Data entries:
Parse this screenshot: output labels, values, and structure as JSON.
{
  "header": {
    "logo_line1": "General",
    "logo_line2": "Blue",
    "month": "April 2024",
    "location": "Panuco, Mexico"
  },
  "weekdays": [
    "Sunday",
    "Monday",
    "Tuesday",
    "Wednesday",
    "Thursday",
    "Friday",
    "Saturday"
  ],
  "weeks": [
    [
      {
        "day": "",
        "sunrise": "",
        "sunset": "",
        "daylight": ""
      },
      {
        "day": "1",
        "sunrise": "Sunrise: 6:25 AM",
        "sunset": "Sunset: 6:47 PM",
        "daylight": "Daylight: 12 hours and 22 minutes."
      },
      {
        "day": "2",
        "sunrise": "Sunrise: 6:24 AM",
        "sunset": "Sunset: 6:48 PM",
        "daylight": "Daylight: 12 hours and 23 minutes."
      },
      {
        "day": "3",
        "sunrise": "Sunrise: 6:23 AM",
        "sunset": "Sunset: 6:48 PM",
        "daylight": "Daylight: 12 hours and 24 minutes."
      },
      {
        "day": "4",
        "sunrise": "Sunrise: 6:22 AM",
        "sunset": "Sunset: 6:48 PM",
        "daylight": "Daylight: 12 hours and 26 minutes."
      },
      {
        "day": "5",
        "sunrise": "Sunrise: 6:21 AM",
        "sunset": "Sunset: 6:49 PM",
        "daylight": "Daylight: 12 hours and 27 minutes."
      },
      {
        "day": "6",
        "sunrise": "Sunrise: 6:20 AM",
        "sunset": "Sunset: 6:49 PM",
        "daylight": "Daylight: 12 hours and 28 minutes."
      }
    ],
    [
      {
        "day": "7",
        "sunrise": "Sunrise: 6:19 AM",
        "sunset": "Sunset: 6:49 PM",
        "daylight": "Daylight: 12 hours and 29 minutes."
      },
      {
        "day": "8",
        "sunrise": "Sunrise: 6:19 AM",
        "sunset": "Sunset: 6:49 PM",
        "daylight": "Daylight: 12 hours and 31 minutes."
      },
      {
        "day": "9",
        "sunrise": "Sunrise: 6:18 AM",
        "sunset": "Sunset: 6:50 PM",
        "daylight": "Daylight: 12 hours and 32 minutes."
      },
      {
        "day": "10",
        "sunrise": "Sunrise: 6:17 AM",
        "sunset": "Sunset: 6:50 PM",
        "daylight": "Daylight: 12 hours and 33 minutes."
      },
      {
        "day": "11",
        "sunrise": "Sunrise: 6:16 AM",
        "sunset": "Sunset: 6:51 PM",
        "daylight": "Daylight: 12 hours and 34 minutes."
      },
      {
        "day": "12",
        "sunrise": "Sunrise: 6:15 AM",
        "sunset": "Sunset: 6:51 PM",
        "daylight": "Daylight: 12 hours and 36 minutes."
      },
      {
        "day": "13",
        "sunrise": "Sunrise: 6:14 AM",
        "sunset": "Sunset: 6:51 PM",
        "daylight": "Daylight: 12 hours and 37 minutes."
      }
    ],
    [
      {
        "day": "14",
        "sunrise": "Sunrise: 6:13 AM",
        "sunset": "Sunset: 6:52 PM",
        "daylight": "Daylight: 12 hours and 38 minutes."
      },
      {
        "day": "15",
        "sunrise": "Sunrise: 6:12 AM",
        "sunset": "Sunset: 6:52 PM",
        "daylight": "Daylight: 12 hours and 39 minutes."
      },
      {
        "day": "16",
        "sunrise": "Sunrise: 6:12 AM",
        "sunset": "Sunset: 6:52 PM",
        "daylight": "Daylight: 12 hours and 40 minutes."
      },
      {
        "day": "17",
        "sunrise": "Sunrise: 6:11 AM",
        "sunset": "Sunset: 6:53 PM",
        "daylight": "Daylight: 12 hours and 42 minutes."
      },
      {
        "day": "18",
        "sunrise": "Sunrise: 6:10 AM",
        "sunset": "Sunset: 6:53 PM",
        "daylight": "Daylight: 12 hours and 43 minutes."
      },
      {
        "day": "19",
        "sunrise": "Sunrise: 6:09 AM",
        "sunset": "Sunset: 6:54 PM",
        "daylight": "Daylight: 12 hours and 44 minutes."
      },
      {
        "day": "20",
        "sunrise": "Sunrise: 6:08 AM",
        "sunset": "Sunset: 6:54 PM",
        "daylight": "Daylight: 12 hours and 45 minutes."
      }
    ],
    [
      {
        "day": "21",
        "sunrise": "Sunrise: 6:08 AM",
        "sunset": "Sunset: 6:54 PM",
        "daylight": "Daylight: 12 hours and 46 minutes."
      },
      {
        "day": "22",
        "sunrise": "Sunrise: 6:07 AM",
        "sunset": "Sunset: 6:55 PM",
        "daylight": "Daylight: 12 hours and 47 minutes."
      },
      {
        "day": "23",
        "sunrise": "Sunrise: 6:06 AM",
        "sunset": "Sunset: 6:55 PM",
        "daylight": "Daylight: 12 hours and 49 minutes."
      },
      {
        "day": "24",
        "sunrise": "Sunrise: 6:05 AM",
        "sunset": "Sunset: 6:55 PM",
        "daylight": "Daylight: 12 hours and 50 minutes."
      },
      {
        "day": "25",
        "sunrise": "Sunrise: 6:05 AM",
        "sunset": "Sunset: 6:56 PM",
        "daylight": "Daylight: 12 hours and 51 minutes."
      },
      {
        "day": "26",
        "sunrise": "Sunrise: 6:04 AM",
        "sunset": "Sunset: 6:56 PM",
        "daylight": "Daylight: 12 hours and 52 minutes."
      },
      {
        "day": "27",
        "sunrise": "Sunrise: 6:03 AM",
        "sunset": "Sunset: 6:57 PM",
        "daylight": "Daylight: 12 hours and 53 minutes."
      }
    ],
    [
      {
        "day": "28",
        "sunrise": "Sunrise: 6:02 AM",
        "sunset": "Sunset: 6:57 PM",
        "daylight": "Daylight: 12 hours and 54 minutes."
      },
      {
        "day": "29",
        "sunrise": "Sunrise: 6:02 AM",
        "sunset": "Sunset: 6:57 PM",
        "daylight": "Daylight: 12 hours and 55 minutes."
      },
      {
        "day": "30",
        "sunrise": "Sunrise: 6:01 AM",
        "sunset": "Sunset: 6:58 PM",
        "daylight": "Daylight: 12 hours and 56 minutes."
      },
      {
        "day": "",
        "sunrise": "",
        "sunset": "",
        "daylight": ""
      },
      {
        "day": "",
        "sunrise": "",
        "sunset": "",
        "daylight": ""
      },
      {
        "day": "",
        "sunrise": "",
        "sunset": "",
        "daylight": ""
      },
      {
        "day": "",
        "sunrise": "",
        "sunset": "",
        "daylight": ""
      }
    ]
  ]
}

**Exercise requirements**:
Print every entry exactly as written.

**Answer for this exercise**:
Parse this screenshot: output labels, values, and structure as JSON.
{
  "header": {
    "logo_line1": "General",
    "logo_line2": "Blue",
    "month": "April 2024",
    "location": "Panuco, Mexico"
  },
  "weekdays": [
    "Sunday",
    "Monday",
    "Tuesday",
    "Wednesday",
    "Thursday",
    "Friday",
    "Saturday"
  ],
  "weeks": [
    [
      {
        "day": "",
        "sunrise": "",
        "sunset": "",
        "daylight": ""
      },
      {
        "day": "1",
        "sunrise": "Sunrise: 6:25 AM",
        "sunset": "Sunset: 6:47 PM",
        "daylight": "Daylight: 12 hours and 22 minutes."
      },
      {
        "day": "2",
        "sunrise": "Sunrise: 6:24 AM",
        "sunset": "Sunset: 6:48 PM",
        "daylight": "Daylight: 12 hours and 23 minutes."
      },
      {
        "day": "3",
        "sunrise": "Sunrise: 6:23 AM",
        "sunset": "Sunset: 6:48 PM",
        "daylight": "Daylight: 12 hours and 24 minutes."
      },
      {
        "day": "4",
        "sunrise": "Sunrise: 6:22 AM",
        "sunset": "Sunset: 6:48 PM",
        "daylight": "Daylight: 12 hours and 26 minutes."
      },
      {
        "day": "5",
        "sunrise": "Sunrise: 6:21 AM",
        "sunset": "Sunset: 6:49 PM",
        "daylight": "Daylight: 12 hours and 27 minutes."
      },
      {
        "day": "6",
        "sunrise": "Sunrise: 6:20 AM",
        "sunset": "Sunset: 6:49 PM",
        "daylight": "Daylight: 12 hours and 28 minutes."
      }
    ],
    [
      {
        "day": "7",
        "sunrise": "Sunrise: 6:19 AM",
        "sunset": "Sunset: 6:49 PM",
        "daylight": "Daylight: 12 hours and 29 minutes."
      },
      {
        "day": "8",
        "sunrise": "Sunrise: 6:19 AM",
        "sunset": "Sunset: 6:49 PM",
        "daylight": "Daylight: 12 hours and 31 minutes."
      },
      {
        "day": "9",
        "sunrise": "Sunrise: 6:18 AM",
        "sunset": "Sunset: 6:50 PM",
        "daylight": "Daylight: 12 hours and 32 minutes."
      },
      {
        "day": "10",
        "sunrise": "Sunrise: 6:17 AM",
        "sunset": "Sunset: 6:50 PM",
        "daylight": "Daylight: 12 hours and 33 minutes."
      },
      {
        "day": "11",
        "sunrise": "Sunrise: 6:16 AM",
        "sunset": "Sunset: 6:51 PM",
        "daylight": "Daylight: 12 hours and 34 minutes."
      },
      {
        "day": "12",
        "sunrise": "Sunrise: 6:15 AM",
        "sunset": "Sunset: 6:51 PM",
        "daylight": "Daylight: 12 hours and 36 minutes."
      },
      {
        "day": "13",
        "sunrise": "Sunrise: 6:14 AM",
        "sunset": "Sunset: 6:51 PM",
        "daylight": "Daylight: 12 hours and 37 minutes."
      }
    ],
    [
      {
        "day": "14",
        "sunrise": "Sunrise: 6:13 AM",
        "sunset": "Sunset: 6:52 PM",
        "daylight": "Daylight: 12 hours and 38 minutes."
      },
      {
        "day": "15",
        "sunrise": "Sunrise: 6:12 AM",
        "sunset": "Sunset: 6:52 PM",
        "daylight": "Daylight: 12 hours and 39 minutes."
      },
      {
        "day": "16",
        "sunrise": "Sunrise: 6:12 AM",
        "sunset": "Sunset: 6:52 PM",
        "daylight": "Daylight: 12 hours and 40 minutes."
      },
      {
        "day": "17",
        "sunrise": "Sunrise: 6:11 AM",
        "sunset": "Sunset: 6:53 PM",
        "daylight": "Daylight: 12 hours and 42 minutes."
      },
      {
        "day": "18",
        "sunrise": "Sunrise: 6:10 AM",
        "sunset": "Sunset: 6:53 PM",
        "daylight": "Daylight: 12 hours and 43 minutes."
      },
      {
        "day": "19",
        "sunrise": "Sunrise: 6:09 AM",
        "sunset": "Sunset: 6:54 PM",
        "daylight": "Daylight: 12 hours and 44 minutes."
      },
      {
        "day": "20",
        "sunrise": "Sunrise: 6:08 AM",
        "sunset": "Sunset: 6:54 PM",
        "daylight": "Daylight: 12 hours and 45 minutes."
      }
    ],
    [
      {
        "day": "21",
        "sunrise": "Sunrise: 6:08 AM",
        "sunset": "Sunset: 6:54 PM",
        "daylight": "Daylight: 12 hours and 46 minutes."
      },
      {
        "day": "22",
        "sunrise": "Sunrise: 6:07 AM",
        "sunset": "Sunset: 6:55 PM",
        "daylight": "Daylight: 12 hours and 47 minutes."
      },
      {
        "day": "23",
        "sunrise": "Sunrise: 6:06 AM",
        "sunset": "Sunset: 6:55 PM",
        "daylight": "Daylight: 12 hours and 49 minutes."
      },
      {
        "day": "24",
        "sunrise": "Sunrise: 6:05 AM",
        "sunset": "Sunset: 6:55 PM",
        "daylight": "Daylight: 12 hours and 50 minutes."
      },
      {
        "day": "25",
        "sunrise": "Sunrise: 6:05 AM",
        "sunset": "Sunset: 6:56 PM",
        "daylight": "Daylight: 12 hours and 51 minutes."
      },
      {
        "day": "26",
        "sunrise": "Sunrise: 6:04 AM",
        "sunset": "Sunset: 6:56 PM",
        "daylight": "Daylight: 12 hours and 52 minutes."
      },
      {
        "day": "27",
        "sunrise": "Sunrise: 6:03 AM",
        "sunset": "Sunset: 6:57 PM",
        "daylight": "Daylight: 12 hours and 53 minutes."
      }
    ],
    [
      {
        "day": "28",
        "sunrise": "Sunrise: 6:02 AM",
        "sunset": "Sunset: 6:57 PM",
        "daylight": "Daylight: 12 hours and 54 minutes."
      },
      {
        "day": "29",
        "sunrise": "Sunrise: 6:02 AM",
        "sunset": "Sunset: 6:57 PM",
        "daylight": "Daylight: 12 hours and 55 minutes."
      },
      {
        "day": "30",
        "sunrise": "Sunrise: 6:01 AM",
        "sunset": "Sunset: 6:58 PM",
        "daylight": "Daylight: 12 hours and 56 minutes."
      },
      {
        "day": "",
        "sunrise": "",
        "sunset": "",
        "daylight": ""
      },
      {
        "day": "",
        "sunrise": "",
        "sunset": "",
        "daylight": ""
      },
      {
        "day": "",
        "sunrise": "",
        "sunset": "",
        "daylight": ""
      },
      {
        "day": "",
        "sunrise": "",
        "sunset": "",
        "daylight": ""
      }
    ]
  ]
}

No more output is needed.